From the entries that follow, gather each line holding the word "Selección".

START Material for this exercise

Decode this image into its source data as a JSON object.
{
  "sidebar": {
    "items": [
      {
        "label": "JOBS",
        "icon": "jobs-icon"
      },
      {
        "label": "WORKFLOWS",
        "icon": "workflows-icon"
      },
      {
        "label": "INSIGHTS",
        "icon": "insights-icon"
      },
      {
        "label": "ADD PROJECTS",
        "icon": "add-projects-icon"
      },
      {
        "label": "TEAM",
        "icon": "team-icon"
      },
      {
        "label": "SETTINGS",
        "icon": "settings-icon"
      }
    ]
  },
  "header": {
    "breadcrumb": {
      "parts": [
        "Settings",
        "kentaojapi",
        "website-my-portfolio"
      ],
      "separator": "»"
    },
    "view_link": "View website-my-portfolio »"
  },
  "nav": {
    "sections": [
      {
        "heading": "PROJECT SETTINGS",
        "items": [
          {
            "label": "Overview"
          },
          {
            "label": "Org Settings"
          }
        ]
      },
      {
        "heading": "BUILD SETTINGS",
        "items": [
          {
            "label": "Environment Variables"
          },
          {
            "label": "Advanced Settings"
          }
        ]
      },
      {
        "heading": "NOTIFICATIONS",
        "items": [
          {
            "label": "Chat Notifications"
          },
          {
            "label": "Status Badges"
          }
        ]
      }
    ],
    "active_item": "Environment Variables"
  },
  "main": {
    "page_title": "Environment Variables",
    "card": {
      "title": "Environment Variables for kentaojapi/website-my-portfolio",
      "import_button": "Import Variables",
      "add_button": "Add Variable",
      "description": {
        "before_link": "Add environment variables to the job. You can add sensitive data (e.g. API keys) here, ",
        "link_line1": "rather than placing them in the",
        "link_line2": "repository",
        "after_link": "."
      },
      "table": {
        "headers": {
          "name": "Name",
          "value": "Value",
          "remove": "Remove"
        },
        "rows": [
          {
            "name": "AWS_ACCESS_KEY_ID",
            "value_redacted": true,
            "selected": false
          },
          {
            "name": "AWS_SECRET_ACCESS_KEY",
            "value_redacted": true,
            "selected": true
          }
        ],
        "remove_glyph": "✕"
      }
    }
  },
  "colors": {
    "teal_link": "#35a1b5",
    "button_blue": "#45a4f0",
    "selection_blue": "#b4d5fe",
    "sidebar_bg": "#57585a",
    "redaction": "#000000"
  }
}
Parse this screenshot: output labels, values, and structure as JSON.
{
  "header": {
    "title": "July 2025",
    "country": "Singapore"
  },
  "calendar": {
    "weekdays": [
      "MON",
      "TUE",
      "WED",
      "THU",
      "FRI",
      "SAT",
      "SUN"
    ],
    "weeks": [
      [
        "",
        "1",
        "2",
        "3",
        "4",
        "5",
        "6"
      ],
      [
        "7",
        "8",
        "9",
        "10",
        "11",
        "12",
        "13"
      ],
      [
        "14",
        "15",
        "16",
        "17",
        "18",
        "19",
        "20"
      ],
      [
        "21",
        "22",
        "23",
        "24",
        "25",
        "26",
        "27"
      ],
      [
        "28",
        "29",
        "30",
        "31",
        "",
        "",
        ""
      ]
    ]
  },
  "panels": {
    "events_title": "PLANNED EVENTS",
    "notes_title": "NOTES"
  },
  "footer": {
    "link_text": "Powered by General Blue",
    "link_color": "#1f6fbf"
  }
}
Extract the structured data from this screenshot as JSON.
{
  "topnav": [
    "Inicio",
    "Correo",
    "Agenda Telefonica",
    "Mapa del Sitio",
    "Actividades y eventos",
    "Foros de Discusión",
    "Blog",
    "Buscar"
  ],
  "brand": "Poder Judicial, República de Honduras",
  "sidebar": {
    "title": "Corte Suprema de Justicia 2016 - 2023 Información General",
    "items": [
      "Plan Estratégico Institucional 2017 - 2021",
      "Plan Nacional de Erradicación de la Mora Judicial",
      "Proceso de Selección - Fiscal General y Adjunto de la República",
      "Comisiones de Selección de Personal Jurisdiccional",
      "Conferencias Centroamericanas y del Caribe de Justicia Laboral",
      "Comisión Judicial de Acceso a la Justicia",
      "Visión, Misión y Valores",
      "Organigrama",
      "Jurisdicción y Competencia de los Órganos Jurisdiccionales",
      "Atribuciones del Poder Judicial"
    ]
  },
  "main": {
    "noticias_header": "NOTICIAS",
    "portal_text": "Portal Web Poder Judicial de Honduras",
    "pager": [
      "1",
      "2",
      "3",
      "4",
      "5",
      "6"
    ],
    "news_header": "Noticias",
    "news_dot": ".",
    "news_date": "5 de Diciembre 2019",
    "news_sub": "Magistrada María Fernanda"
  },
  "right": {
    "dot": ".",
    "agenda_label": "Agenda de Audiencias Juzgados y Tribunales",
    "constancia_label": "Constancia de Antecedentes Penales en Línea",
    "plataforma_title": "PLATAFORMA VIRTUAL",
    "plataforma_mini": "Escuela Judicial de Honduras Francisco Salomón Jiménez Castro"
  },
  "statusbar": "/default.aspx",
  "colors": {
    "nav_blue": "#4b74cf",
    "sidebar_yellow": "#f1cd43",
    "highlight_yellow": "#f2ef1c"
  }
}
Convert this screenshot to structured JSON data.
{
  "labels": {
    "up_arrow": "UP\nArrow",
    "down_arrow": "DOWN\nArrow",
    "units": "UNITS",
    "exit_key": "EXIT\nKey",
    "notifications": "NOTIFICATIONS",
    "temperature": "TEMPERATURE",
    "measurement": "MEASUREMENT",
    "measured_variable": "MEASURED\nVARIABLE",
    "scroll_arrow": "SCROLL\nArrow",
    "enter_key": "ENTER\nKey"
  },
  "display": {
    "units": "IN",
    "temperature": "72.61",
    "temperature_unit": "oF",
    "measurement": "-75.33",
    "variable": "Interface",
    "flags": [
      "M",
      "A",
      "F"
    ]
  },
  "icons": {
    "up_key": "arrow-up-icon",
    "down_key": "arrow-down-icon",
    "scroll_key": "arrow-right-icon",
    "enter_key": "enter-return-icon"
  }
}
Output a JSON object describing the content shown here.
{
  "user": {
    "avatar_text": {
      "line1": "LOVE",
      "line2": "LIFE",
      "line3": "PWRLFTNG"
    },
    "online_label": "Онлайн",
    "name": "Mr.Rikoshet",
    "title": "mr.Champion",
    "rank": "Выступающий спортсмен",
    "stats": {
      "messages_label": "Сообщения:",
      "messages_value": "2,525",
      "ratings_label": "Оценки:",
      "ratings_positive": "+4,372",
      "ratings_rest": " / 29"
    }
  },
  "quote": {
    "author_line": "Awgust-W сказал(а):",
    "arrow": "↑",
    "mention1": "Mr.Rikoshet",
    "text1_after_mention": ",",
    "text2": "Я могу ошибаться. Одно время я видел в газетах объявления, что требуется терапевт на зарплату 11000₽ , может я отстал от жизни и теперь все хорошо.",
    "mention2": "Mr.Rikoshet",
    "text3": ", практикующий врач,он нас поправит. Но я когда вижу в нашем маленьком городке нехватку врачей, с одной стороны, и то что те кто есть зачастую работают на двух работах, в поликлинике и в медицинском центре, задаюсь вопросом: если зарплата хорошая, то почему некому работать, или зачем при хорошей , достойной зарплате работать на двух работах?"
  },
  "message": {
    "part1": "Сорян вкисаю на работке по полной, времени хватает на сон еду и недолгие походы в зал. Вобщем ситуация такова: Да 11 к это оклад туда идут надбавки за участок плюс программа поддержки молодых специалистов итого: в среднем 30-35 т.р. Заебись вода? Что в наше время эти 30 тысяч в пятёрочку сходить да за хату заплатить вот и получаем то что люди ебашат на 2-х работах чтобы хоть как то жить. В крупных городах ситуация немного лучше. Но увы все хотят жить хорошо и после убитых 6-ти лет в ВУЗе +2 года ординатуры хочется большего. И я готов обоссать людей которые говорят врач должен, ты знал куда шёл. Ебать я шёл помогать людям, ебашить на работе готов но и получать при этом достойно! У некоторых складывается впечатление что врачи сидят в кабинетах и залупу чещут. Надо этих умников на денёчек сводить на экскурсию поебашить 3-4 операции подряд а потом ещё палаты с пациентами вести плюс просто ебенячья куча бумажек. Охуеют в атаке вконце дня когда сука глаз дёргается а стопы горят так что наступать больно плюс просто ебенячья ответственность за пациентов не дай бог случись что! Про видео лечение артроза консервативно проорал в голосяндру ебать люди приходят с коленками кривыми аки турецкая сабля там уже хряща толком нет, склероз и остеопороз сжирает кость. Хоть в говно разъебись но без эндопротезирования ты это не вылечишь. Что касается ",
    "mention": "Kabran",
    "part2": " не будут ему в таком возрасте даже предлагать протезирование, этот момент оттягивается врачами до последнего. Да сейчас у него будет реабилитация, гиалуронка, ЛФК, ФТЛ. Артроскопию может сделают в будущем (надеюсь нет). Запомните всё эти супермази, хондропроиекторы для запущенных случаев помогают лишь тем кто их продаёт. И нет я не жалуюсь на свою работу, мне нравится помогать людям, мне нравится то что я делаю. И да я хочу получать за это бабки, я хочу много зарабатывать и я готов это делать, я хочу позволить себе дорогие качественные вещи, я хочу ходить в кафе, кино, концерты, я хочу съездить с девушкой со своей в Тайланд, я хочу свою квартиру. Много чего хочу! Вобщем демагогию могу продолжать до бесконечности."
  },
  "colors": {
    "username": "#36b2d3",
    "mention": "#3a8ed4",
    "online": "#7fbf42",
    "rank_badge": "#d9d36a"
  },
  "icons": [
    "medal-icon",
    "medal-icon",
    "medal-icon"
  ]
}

END Material for this exercise

• [Written solution]
      "Proceso de Selección - Fiscal General y Adjunto de la República",
      "Comisiones de Selección de Personal Jurisdiccional",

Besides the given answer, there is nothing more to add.